#### [Problem to solve]
Extract all of the entries and set them down verbatim.

"""

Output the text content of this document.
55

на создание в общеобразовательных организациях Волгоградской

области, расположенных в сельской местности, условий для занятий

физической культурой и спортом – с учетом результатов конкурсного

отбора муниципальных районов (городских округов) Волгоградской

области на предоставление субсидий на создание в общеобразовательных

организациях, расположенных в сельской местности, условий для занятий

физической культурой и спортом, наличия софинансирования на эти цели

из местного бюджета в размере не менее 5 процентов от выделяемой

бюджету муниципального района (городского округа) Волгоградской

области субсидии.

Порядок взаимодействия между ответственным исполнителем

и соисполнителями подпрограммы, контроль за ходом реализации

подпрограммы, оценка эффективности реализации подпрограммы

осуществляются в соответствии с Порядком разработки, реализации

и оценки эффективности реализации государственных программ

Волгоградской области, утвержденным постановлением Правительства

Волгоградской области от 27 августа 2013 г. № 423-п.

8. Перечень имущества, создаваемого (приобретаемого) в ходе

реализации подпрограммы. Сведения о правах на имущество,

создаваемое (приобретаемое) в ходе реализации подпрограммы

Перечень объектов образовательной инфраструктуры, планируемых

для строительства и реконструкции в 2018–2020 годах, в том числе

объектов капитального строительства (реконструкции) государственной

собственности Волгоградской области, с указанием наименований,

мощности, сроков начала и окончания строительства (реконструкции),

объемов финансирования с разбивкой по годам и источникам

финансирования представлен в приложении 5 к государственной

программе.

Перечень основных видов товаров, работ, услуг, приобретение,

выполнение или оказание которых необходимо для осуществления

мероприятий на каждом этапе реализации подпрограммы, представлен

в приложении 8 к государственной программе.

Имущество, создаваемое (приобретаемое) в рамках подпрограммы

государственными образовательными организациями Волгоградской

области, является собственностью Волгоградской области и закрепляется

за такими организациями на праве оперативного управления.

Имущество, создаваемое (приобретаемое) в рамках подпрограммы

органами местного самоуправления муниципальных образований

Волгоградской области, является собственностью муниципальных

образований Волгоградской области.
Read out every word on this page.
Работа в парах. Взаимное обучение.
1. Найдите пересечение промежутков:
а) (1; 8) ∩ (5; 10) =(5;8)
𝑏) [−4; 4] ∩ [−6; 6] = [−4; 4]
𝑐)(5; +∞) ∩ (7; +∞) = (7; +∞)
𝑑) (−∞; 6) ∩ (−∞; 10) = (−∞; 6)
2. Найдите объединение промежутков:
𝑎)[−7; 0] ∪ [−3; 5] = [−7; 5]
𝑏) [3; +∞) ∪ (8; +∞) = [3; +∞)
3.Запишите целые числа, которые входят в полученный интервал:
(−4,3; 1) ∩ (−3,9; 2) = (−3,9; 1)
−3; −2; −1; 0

"""

#### [Final answer]
Output the text content of this document.
55

на создание в общеобразовательных организациях Волгоградской

области, расположенных в сельской местности, условий для занятий

физической культурой и спортом – с учетом результатов конкурсного

отбора муниципальных районов (городских округов) Волгоградской

области на предоставление субсидий на создание в общеобразовательных

организациях, расположенных в сельской местности, условий для занятий

физической культурой и спортом, наличия софинансирования на эти цели

из местного бюджета в размере не менее 5 процентов от выделяемой

бюджету муниципального района (городского округа) Волгоградской

области субсидии.

Порядок взаимодействия между ответственным исполнителем

и соисполнителями подпрограммы, контроль за ходом реализации

подпрограммы, оценка эффективности реализации подпрограммы

осуществляются в соответствии с Порядком разработки, реализации

и оценки эффективности реализации государственных программ

Волгоградской области, утвержденным постановлением Правительства

Волгоградской области от 27 августа 2013 г. № 423-п.

8. Перечень имущества, создаваемого (приобретаемого) в ходе

реализации подпрограммы. Сведения о правах на имущество,

создаваемое (приобретаемое) в ходе реализации подпрограммы

Перечень объектов образовательной инфраструктуры, планируемых

для строительства и реконструкции в 2018–2020 годах, в том числе

объектов капитального строительства (реконструкции) государственной

собственности Волгоградской области, с указанием наименований,

мощности, сроков начала и окончания строительства (реконструкции),

объемов финансирования с разбивкой по годам и источникам

финансирования представлен в приложении 5 к государственной

программе.

Перечень основных видов товаров, работ, услуг, приобретение,

выполнение или оказание которых необходимо для осуществления

мероприятий на каждом этапе реализации подпрограммы, представлен

в приложении 8 к государственной программе.

Имущество, создаваемое (приобретаемое) в рамках подпрограммы

государственными образовательными организациями Волгоградской

области, является собственностью Волгоградской области и закрепляется

за такими организациями на праве оперативного управления.

Имущество, создаваемое (приобретаемое) в рамках подпрограммы

органами местного самоуправления муниципальных образований

Волгоградской области, является собственностью муниципальных

образований Волгоградской области.
Read out every word on this page.
Работа в парах. Взаимное обучение.
1. Найдите пересечение промежутков:
а) (1; 8) ∩ (5; 10) =(5;8)
𝑏) [−4; 4] ∩ [−6; 6] = [−4; 4]
𝑐)(5; +∞) ∩ (7; +∞) = (7; +∞)
𝑑) (−∞; 6) ∩ (−∞; 10) = (−∞; 6)
2. Найдите объединение промежутков:
𝑎)[−7; 0] ∪ [−3; 5] = [−7; 5]
𝑏) [3; +∞) ∪ (8; +∞) = [3; +∞)
3.Запишите целые числа, которые входят в полученный интервал:
(−4,3; 1) ∩ (−3,9; 2) = (−3,9; 1)
−3; −2; −1; 0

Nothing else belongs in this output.